(Recorded data)

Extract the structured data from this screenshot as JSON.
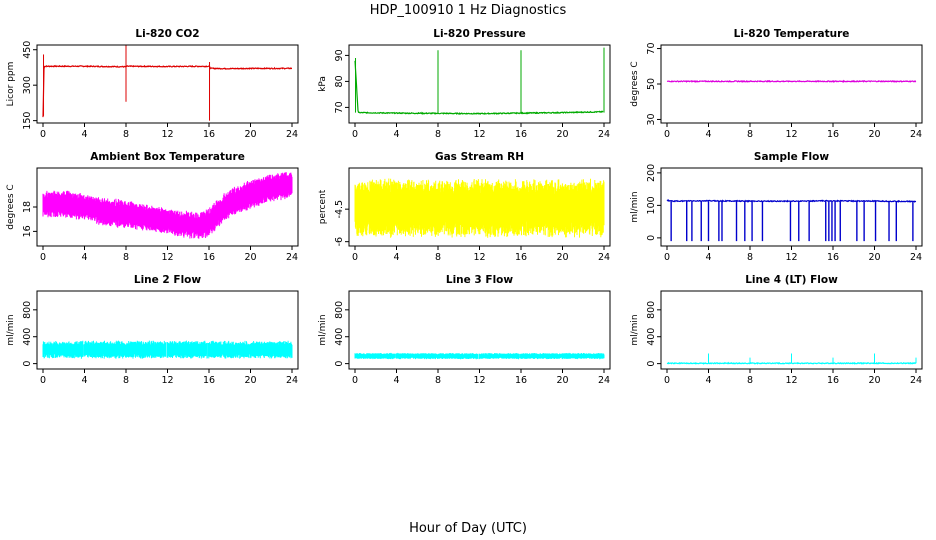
{
  "figure": {
    "title": "HDP_100910  1 Hz Diagnostics",
    "xlabel": "Hour of Day (UTC)"
  },
  "chart_data": [
    {
      "type": "line",
      "title": "Li-820 CO2",
      "ylabel": "Licor ppm",
      "xlim": [
        0,
        24
      ],
      "ylim": [
        140,
        470
      ],
      "xticks": [
        0,
        4,
        8,
        12,
        16,
        20,
        24
      ],
      "yticks": [
        150,
        300,
        450
      ],
      "color": "#dd0000",
      "series": [
        {
          "x": [
            0,
            0.1,
            0.2,
            4,
            8,
            8.02,
            12,
            16,
            16.1,
            16.2,
            18,
            20,
            24
          ],
          "y": [
            165,
            380,
            380,
            380,
            378,
            380,
            379,
            380,
            375,
            371,
            370,
            371,
            371
          ]
        }
      ],
      "spikes": [
        {
          "x": 8.0,
          "lo": 230,
          "hi": 470
        },
        {
          "x": 16.05,
          "lo": 150,
          "hi": 398
        },
        {
          "x": 0.05,
          "lo": 170,
          "hi": 430
        }
      ]
    },
    {
      "type": "line",
      "title": "Li-820 Pressure",
      "ylabel": "kPa",
      "xlim": [
        0,
        24
      ],
      "ylim": [
        64,
        94
      ],
      "xticks": [
        0,
        4,
        8,
        12,
        16,
        20,
        24
      ],
      "yticks": [
        70,
        80,
        90
      ],
      "color": "#00aa00",
      "series": [
        {
          "x": [
            0,
            0.3,
            4,
            8,
            12,
            16,
            20,
            23.9
          ],
          "y": [
            88,
            68.0,
            67.8,
            67.7,
            67.6,
            67.8,
            68.0,
            68.3
          ]
        }
      ],
      "spikes": [
        {
          "x": 0.05,
          "lo": 68,
          "hi": 89
        },
        {
          "x": 8.0,
          "lo": 68,
          "hi": 92
        },
        {
          "x": 16.0,
          "lo": 68,
          "hi": 92
        },
        {
          "x": 24.0,
          "lo": 68,
          "hi": 93
        }
      ]
    },
    {
      "type": "line",
      "title": "Li-820 Temperature",
      "ylabel": "degrees C",
      "xlim": [
        0,
        24
      ],
      "ylim": [
        28,
        72
      ],
      "xticks": [
        0,
        4,
        8,
        12,
        16,
        20,
        24
      ],
      "yticks": [
        30,
        50,
        70
      ],
      "color": "#dd00dd",
      "series": [
        {
          "x": [
            0,
            24
          ],
          "y": [
            51.5,
            51.5
          ]
        }
      ]
    },
    {
      "type": "area",
      "title": "Ambient Box Temperature",
      "ylabel": "degrees C",
      "xlim": [
        0,
        24
      ],
      "ylim": [
        14.8,
        21.2
      ],
      "xticks": [
        0,
        4,
        8,
        12,
        16,
        20,
        24
      ],
      "yticks": [
        16,
        18
      ],
      "color": "#ff00ff",
      "x": [
        0,
        2,
        4,
        6,
        8,
        10,
        12,
        14,
        15,
        16,
        17,
        18,
        20,
        22,
        24
      ],
      "upper": [
        19.2,
        19.3,
        19.0,
        18.7,
        18.5,
        18.2,
        17.8,
        17.6,
        17.5,
        17.8,
        18.7,
        19.4,
        20.2,
        20.6,
        20.9
      ],
      "lower": [
        17.2,
        17.2,
        17.0,
        16.5,
        16.3,
        16.1,
        15.8,
        15.5,
        15.4,
        15.6,
        16.5,
        17.2,
        17.9,
        18.5,
        18.8
      ]
    },
    {
      "type": "area",
      "title": "Gas Stream RH",
      "ylabel": "percent",
      "xlim": [
        0,
        24
      ],
      "ylim": [
        -6.2,
        -2.6
      ],
      "xticks": [
        0,
        4,
        8,
        12,
        16,
        20,
        24
      ],
      "yticks": [
        -6.0,
        -4.5
      ],
      "color": "#ffff00",
      "x": [
        0,
        24
      ],
      "upper": [
        -3.2,
        -3.2
      ],
      "lower": [
        -5.7,
        -5.7
      ]
    },
    {
      "type": "line",
      "title": "Sample Flow",
      "ylabel": "ml/min",
      "xlim": [
        0,
        24
      ],
      "ylim": [
        -25,
        215
      ],
      "xticks": [
        0,
        4,
        8,
        12,
        16,
        20,
        24
      ],
      "yticks": [
        0,
        100,
        200
      ],
      "color": "#0000cc",
      "series": [
        {
          "x": [
            0,
            0.5,
            4,
            8,
            12,
            16,
            20,
            24
          ],
          "y": [
            116,
            113,
            114,
            113,
            113,
            114,
            113,
            112
          ]
        }
      ],
      "dropouts": [
        0.4,
        1.9,
        2.4,
        3.3,
        4.0,
        5.0,
        5.3,
        6.7,
        7.5,
        8.2,
        9.2,
        11.9,
        12.7,
        13.7,
        15.3,
        15.6,
        15.9,
        16.2,
        16.7,
        18.3,
        19.0,
        20.1,
        21.4,
        22.1,
        23.7
      ]
    },
    {
      "type": "area",
      "title": "Line 2 Flow",
      "ylabel": "ml/min",
      "xlim": [
        0,
        24
      ],
      "ylim": [
        -80,
        1080
      ],
      "xticks": [
        0,
        4,
        8,
        12,
        16,
        20,
        24
      ],
      "yticks": [
        0,
        400,
        800
      ],
      "color": "#00ffff",
      "x": [
        0,
        24
      ],
      "upper": [
        330,
        330
      ],
      "lower": [
        85,
        85
      ],
      "gaps": [
        3.9,
        7.9,
        11.9,
        15.9,
        19.9
      ]
    },
    {
      "type": "area",
      "title": "Line 3 Flow",
      "ylabel": "ml/min",
      "xlim": [
        0,
        24
      ],
      "ylim": [
        -80,
        1080
      ],
      "xticks": [
        0,
        4,
        8,
        12,
        16,
        20,
        24
      ],
      "yticks": [
        0,
        400,
        800
      ],
      "color": "#00ffff",
      "x": [
        0,
        24
      ],
      "upper": [
        155,
        155
      ],
      "lower": [
        70,
        70
      ],
      "gaps": [
        3.9,
        7.9,
        11.9,
        15.9,
        19.9
      ]
    },
    {
      "type": "line",
      "title": "Line 4 (LT) Flow",
      "ylabel": "ml/min",
      "xlim": [
        0,
        24
      ],
      "ylim": [
        -80,
        1080
      ],
      "xticks": [
        0,
        4,
        8,
        12,
        16,
        20,
        24
      ],
      "yticks": [
        0,
        400,
        800
      ],
      "color": "#00ffff",
      "series": [
        {
          "x": [
            0,
            24
          ],
          "y": [
            5,
            5
          ]
        }
      ],
      "spikes": [
        {
          "x": 4.0,
          "lo": 5,
          "hi": 150
        },
        {
          "x": 8.0,
          "lo": 5,
          "hi": 90
        },
        {
          "x": 12.0,
          "lo": 5,
          "hi": 150
        },
        {
          "x": 16.0,
          "lo": 5,
          "hi": 90
        },
        {
          "x": 20.0,
          "lo": 5,
          "hi": 150
        },
        {
          "x": 24.0,
          "lo": 5,
          "hi": 90
        }
      ]
    }
  ]
}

▸ **Problem to work on**: Only the number is wanted: how many lines in the entries above contain the string "title"?

▸ **Response to the exercise**: 10